(Data entries for graphics)
** begin **
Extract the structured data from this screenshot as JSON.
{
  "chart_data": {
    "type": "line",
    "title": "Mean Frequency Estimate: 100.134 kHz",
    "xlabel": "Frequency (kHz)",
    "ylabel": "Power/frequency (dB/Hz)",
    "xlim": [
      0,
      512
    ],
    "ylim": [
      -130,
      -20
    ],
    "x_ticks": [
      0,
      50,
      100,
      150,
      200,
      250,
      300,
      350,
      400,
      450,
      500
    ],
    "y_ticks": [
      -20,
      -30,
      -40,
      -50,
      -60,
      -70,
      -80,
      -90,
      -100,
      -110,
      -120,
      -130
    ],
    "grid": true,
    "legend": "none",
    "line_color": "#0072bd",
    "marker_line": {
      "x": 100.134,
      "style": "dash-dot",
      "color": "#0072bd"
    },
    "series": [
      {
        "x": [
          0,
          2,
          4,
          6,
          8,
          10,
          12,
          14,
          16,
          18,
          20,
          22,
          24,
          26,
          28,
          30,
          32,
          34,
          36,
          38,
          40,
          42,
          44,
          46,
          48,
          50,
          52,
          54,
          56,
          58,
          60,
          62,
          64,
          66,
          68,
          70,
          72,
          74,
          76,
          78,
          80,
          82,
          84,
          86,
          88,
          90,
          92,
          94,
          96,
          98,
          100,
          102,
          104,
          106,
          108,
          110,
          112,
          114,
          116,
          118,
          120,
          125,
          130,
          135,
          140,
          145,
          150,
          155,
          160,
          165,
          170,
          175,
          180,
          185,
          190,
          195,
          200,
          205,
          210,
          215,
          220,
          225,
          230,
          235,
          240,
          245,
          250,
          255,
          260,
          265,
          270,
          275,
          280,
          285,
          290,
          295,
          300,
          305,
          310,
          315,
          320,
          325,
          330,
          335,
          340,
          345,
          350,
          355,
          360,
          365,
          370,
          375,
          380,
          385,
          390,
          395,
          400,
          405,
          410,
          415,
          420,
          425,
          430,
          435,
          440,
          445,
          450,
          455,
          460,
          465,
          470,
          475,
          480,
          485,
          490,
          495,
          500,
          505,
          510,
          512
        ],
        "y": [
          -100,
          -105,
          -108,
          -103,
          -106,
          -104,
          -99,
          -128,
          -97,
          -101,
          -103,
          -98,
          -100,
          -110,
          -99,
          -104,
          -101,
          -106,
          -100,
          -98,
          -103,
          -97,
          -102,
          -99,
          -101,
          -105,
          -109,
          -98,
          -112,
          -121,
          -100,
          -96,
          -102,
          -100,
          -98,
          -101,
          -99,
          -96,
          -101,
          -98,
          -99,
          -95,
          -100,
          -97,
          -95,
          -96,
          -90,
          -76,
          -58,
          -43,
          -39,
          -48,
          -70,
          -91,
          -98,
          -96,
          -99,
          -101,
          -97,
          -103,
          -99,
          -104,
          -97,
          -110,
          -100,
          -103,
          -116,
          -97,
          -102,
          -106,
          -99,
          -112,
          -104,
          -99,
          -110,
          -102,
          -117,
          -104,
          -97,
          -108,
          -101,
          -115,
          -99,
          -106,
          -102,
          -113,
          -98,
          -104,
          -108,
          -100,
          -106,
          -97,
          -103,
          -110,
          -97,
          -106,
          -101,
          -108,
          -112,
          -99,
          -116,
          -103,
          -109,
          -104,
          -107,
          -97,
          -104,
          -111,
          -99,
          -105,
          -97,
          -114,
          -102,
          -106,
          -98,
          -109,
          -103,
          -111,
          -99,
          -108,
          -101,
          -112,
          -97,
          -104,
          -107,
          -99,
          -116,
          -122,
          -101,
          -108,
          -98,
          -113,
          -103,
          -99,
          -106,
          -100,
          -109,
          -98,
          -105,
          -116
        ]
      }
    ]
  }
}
** end **
▶ [EXERCISE GOAL]: All of the material must be reproduced exactly.

▶ [RESPONSE BELOW]:
Extract the structured data from this screenshot as JSON.
{
  "chart_data": {
    "type": "line",
    "title": "Mean Frequency Estimate: 100.134 kHz",
    "xlabel": "Frequency (kHz)",
    "ylabel": "Power/frequency (dB/Hz)",
    "xlim": [
      0,
      512
    ],
    "ylim": [
      -130,
      -20
    ],
    "x_ticks": [
      0,
      50,
      100,
      150,
      200,
      250,
      300,
      350,
      400,
      450,
      500
    ],
    "y_ticks": [
      -20,
      -30,
      -40,
      -50,
      -60,
      -70,
      -80,
      -90,
      -100,
      -110,
      -120,
      -130
    ],
    "grid": true,
    "legend": "none",
    "line_color": "#0072bd",
    "marker_line": {
      "x": 100.134,
      "style": "dash-dot",
      "color": "#0072bd"
    },
    "series": [
      {
        "x": [
          0,
          2,
          4,
          6,
          8,
          10,
          12,
          14,
          16,
          18,
          20,
          22,
          24,
          26,
          28,
          30,
          32,
          34,
          36,
          38,
          40,
          42,
          44,
          46,
          48,
          50,
          52,
          54,
          56,
          58,
          60,
          62,
          64,
          66,
          68,
          70,
          72,
          74,
          76,
          78,
          80,
          82,
          84,
          86,
          88,
          90,
          92,
          94,
          96,
          98,
          100,
          102,
          104,
          106,
          108,
          110,
          112,
          114,
          116,
          118,
          120,
          125,
          130,
          135,
          140,
          145,
          150,
          155,
          160,
          165,
          170,
          175,
          180,
          185,
          190,
          195,
          200,
          205,
          210,
          215,
          220,
          225,
          230,
          235,
          240,
          245,
          250,
          255,
          260,
          265,
          270,
          275,
          280,
          285,
          290,
          295,
          300,
          305,
          310,
          315,
          320,
          325,
          330,
          335,
          340,
          345,
          350,
          355,
          360,
          365,
          370,
          375,
          380,
          385,
          390,
          395,
          400,
          405,
          410,
          415,
          420,
          425,
          430,
          435,
          440,
          445,
          450,
          455,
          460,
          465,
          470,
          475,
          480,
          485,
          490,
          495,
          500,
          505,
          510,
          512
        ],
        "y": [
          -100,
          -105,
          -108,
          -103,
          -106,
          -104,
          -99,
          -128,
          -97,
          -101,
          -103,
          -98,
          -100,
          -110,
          -99,
          -104,
          -101,
          -106,
          -100,
          -98,
          -103,
          -97,
          -102,
          -99,
          -101,
          -105,
          -109,
          -98,
          -112,
          -121,
          -100,
          -96,
          -102,
          -100,
          -98,
          -101,
          -99,
          -96,
          -101,
          -98,
          -99,
          -95,
          -100,
          -97,
          -95,
          -96,
          -90,
          -76,
          -58,
          -43,
          -39,
          -48,
          -70,
          -91,
          -98,
          -96,
          -99,
          -101,
          -97,
          -103,
          -99,
          -104,
          -97,
          -110,
          -100,
          -103,
          -116,
          -97,
          -102,
          -106,
          -99,
          -112,
          -104,
          -99,
          -110,
          -102,
          -117,
          -104,
          -97,
          -108,
          -101,
          -115,
          -99,
          -106,
          -102,
          -113,
          -98,
          -104,
          -108,
          -100,
          -106,
          -97,
          -103,
          -110,
          -97,
          -106,
          -101,
          -108,
          -112,
          -99,
          -116,
          -103,
          -109,
          -104,
          -107,
          -97,
          -104,
          -111,
          -99,
          -105,
          -97,
          -114,
          -102,
          -106,
          -98,
          -109,
          -103,
          -111,
          -99,
          -108,
          -101,
          -112,
          -97,
          -104,
          -107,
          -99,
          -116,
          -122,
          -101,
          -108,
          -98,
          -113,
          -103,
          -99,
          -106,
          -100,
          -109,
          -98,
          -105,
          -116
        ]
      }
    ]
  }
}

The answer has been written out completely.